— start of The records —

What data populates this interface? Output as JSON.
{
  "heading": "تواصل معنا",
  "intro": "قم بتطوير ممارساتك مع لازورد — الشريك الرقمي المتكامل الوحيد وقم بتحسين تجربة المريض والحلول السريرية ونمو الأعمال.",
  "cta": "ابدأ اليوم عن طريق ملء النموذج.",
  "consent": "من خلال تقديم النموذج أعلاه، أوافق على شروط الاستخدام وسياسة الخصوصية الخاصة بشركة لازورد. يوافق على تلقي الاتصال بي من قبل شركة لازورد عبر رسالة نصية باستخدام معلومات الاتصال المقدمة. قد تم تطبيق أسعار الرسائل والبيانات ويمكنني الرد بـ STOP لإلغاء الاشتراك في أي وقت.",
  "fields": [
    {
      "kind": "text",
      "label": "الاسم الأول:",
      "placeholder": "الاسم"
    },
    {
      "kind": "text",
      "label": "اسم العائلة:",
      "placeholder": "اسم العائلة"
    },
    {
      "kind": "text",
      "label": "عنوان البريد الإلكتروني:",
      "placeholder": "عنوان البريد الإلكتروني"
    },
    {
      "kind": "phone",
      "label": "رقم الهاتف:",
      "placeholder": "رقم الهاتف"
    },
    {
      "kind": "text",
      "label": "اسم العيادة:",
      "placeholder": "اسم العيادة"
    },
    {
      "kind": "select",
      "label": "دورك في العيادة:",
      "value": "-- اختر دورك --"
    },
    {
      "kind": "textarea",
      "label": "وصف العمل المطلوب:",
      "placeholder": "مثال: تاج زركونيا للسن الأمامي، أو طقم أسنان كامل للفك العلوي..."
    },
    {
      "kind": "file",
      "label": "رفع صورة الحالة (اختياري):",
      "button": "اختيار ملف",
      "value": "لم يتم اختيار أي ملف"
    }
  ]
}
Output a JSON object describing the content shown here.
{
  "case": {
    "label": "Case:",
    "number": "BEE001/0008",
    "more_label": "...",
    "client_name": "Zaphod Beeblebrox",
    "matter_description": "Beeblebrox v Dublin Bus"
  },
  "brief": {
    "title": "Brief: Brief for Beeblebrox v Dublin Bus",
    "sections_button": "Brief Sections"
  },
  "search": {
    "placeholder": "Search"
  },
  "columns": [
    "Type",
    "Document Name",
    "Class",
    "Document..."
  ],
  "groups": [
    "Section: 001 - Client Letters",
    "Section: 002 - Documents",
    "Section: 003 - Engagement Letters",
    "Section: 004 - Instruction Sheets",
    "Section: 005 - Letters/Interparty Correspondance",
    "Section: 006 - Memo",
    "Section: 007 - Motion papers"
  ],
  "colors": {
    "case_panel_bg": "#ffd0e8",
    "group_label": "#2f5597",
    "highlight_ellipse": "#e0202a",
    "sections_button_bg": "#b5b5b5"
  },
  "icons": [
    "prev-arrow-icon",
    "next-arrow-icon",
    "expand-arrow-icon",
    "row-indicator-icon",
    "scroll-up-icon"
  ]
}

— end of The records —

Determine the number of lines in the entries above where the string "الاسم" appears. Answer with the number alone.

# Reply
2